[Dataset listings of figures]
^^^^^^^^^^^^^^^^

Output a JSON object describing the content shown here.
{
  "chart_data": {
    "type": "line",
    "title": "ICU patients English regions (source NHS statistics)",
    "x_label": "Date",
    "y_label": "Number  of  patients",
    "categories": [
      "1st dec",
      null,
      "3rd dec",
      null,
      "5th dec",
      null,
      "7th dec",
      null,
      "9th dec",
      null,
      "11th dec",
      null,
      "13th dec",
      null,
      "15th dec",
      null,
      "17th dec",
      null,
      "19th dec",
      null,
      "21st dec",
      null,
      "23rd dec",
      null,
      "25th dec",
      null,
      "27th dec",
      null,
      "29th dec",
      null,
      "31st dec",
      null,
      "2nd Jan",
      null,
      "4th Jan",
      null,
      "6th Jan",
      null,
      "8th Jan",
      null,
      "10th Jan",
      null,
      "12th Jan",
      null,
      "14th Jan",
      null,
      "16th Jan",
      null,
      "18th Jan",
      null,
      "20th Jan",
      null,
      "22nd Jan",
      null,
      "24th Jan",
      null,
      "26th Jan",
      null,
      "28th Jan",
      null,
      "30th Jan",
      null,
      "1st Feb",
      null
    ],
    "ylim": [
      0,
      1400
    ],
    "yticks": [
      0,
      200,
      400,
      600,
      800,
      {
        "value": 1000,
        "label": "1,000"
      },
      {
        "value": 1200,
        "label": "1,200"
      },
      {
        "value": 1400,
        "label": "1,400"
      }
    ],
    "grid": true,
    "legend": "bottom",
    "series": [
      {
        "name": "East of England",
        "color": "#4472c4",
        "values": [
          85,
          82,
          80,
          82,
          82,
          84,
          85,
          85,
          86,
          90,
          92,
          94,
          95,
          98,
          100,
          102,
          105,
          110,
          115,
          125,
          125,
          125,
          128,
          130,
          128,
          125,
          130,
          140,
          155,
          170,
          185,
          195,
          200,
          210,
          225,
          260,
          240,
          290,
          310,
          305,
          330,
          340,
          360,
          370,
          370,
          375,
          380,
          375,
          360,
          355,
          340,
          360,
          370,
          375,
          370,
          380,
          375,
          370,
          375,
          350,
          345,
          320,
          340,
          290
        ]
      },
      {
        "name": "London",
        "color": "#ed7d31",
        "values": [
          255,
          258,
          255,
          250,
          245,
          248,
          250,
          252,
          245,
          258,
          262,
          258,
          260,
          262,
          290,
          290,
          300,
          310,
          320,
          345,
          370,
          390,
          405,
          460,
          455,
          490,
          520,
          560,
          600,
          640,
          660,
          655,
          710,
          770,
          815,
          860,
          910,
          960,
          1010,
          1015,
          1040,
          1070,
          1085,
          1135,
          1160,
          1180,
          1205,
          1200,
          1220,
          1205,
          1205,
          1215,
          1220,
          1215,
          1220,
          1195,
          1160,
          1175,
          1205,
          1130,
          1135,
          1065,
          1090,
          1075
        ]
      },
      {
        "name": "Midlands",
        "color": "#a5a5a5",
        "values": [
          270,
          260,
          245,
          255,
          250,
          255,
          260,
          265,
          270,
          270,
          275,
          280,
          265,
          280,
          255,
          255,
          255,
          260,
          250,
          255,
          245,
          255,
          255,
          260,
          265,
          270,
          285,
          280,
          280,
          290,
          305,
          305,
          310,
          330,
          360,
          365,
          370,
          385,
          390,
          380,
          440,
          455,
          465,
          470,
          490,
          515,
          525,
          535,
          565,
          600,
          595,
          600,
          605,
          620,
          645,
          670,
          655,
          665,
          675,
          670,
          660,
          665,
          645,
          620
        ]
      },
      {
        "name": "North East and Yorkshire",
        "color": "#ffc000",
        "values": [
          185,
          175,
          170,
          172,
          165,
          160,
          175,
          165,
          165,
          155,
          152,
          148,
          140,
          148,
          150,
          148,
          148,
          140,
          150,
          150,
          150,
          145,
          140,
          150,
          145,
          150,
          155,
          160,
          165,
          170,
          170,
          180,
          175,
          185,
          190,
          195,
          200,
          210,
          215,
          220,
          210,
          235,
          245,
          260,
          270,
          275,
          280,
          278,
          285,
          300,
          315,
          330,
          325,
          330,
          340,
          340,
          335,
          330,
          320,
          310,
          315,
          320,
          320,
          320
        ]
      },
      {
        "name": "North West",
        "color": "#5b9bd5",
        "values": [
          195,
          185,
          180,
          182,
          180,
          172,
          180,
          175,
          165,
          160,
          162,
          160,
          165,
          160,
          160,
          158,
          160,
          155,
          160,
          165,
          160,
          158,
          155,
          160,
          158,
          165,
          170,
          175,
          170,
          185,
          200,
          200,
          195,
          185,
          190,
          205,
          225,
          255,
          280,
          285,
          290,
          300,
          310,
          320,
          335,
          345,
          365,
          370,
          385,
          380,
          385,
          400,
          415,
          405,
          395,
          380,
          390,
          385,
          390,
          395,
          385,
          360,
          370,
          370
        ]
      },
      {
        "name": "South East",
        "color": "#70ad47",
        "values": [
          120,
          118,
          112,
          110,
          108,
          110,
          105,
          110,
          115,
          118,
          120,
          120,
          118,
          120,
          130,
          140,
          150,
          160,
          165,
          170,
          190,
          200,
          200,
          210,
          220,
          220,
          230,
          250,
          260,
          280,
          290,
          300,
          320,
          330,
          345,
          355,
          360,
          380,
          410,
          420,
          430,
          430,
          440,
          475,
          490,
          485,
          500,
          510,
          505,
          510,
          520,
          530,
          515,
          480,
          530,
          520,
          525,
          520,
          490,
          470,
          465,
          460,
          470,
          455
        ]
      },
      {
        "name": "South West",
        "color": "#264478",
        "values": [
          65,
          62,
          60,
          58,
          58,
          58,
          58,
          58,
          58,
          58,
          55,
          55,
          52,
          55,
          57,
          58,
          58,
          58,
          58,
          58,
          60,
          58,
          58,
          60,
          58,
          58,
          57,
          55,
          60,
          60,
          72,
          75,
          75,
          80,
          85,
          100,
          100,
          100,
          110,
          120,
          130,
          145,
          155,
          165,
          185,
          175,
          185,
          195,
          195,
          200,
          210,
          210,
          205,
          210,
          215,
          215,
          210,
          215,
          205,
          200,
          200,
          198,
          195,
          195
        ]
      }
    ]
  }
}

^^^^^^^^^^^^^^^^

◆ YOUR OBJECTIVE ◆
The word "color" may appear in several lines of the data; copy every line where it does.

◆ SOLUTION TO THIS EXERCISE ◆
        "color": "#4472c4",
        "color": "#ed7d31",
        "color": "#a5a5a5",
        "color": "#ffc000",
        "color": "#5b9bd5",
        "color": "#70ad47",
        "color": "#264478",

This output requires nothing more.